[begin Material provided]

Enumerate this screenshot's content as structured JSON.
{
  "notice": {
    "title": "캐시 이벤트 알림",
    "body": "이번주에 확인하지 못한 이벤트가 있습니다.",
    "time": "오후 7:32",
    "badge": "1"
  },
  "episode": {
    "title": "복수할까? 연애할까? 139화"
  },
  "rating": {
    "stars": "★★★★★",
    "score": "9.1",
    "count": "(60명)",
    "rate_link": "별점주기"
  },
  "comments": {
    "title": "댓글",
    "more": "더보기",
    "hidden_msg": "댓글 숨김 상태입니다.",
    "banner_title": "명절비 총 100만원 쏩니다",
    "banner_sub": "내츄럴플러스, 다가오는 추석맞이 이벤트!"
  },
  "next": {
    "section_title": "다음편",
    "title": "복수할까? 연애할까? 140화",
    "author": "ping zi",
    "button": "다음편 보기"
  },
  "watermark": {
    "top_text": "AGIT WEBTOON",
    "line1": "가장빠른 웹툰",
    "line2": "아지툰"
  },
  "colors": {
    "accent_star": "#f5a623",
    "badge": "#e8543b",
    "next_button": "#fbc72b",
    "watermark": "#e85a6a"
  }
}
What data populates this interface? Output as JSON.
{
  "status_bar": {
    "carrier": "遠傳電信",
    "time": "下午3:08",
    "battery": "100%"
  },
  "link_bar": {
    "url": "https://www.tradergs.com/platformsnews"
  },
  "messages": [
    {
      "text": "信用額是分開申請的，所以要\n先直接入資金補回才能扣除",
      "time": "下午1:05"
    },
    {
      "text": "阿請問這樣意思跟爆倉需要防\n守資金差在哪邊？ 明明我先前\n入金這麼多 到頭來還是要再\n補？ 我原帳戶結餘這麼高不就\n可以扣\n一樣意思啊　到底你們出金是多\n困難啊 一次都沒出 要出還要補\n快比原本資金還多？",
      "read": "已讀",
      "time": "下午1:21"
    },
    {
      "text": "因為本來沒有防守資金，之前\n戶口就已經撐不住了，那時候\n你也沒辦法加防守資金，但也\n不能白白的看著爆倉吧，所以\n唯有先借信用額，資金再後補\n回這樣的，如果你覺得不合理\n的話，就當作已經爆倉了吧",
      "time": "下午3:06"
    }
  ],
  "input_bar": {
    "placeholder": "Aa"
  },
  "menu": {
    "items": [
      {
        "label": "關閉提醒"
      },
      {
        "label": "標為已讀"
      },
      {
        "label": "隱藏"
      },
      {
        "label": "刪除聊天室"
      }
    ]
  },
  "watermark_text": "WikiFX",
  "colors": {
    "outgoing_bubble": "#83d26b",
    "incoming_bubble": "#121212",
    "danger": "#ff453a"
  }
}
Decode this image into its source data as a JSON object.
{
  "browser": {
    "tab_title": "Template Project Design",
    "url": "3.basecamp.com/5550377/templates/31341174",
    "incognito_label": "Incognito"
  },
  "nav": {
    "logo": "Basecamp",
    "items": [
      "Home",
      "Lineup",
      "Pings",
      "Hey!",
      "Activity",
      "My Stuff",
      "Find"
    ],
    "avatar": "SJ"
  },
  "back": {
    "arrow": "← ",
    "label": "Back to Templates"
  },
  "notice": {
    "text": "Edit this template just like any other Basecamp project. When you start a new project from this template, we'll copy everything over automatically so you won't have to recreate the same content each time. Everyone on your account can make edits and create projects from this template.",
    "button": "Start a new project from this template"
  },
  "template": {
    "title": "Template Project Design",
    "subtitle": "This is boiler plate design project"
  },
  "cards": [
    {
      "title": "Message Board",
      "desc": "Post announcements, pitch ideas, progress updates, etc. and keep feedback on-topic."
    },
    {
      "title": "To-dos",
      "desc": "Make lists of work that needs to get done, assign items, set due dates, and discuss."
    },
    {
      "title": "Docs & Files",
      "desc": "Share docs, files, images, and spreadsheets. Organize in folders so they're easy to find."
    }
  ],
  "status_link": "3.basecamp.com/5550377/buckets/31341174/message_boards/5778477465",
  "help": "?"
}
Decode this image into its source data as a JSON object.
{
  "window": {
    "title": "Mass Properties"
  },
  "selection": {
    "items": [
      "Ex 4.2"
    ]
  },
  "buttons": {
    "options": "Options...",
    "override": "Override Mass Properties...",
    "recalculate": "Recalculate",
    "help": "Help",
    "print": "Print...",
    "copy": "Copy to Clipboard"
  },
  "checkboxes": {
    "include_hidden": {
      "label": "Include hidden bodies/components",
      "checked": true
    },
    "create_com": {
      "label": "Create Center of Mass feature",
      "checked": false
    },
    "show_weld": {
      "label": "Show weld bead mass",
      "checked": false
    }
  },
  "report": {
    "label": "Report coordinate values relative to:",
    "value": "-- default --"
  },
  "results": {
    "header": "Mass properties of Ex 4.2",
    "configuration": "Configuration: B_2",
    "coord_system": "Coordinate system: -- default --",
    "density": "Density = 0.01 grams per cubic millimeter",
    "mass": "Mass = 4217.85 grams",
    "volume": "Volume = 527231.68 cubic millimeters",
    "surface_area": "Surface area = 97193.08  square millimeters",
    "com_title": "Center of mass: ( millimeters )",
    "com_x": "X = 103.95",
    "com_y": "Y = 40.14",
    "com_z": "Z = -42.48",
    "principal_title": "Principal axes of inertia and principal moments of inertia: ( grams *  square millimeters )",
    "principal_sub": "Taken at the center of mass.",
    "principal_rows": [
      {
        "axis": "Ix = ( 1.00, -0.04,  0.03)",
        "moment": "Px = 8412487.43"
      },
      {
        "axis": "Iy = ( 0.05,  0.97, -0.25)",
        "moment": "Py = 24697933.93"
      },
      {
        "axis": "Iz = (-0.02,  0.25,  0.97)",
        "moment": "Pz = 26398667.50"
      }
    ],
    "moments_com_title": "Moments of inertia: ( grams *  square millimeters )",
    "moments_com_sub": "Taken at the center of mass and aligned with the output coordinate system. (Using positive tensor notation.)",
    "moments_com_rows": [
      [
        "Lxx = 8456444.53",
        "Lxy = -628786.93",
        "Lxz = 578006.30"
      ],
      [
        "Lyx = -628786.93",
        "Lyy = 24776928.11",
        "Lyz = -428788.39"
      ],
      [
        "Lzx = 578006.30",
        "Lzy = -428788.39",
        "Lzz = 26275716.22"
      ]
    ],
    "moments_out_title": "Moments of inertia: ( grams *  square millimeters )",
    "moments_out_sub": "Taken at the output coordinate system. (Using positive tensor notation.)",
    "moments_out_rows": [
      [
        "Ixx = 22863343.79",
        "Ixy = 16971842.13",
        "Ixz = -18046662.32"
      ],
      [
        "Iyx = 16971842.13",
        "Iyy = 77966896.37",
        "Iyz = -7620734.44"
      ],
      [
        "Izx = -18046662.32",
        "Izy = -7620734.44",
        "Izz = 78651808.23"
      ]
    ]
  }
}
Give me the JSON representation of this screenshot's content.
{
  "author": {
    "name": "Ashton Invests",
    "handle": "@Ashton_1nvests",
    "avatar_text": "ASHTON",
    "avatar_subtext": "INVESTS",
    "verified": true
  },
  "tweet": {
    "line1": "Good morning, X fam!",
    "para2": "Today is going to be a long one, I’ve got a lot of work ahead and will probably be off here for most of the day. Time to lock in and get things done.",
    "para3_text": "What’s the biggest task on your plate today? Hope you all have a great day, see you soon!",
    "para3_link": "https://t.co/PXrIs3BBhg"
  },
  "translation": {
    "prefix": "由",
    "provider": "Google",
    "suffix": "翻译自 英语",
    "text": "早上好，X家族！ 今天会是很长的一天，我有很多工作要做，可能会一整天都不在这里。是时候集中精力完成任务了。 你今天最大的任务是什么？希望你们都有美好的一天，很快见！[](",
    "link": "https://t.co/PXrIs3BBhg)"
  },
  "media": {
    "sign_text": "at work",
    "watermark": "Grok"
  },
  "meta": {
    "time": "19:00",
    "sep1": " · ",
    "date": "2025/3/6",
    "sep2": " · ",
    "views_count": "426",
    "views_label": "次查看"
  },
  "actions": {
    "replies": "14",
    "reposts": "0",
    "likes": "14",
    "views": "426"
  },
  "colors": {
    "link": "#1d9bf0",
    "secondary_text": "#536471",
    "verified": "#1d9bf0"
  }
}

[end Material provided]

» **What to do**:
Within the data above, pick out all lines holding the word "연애할까".

» **Result of the exercise**:
    "title": "복수할까? 연애할까? 139화"
    "title": "복수할까? 연애할까? 140화",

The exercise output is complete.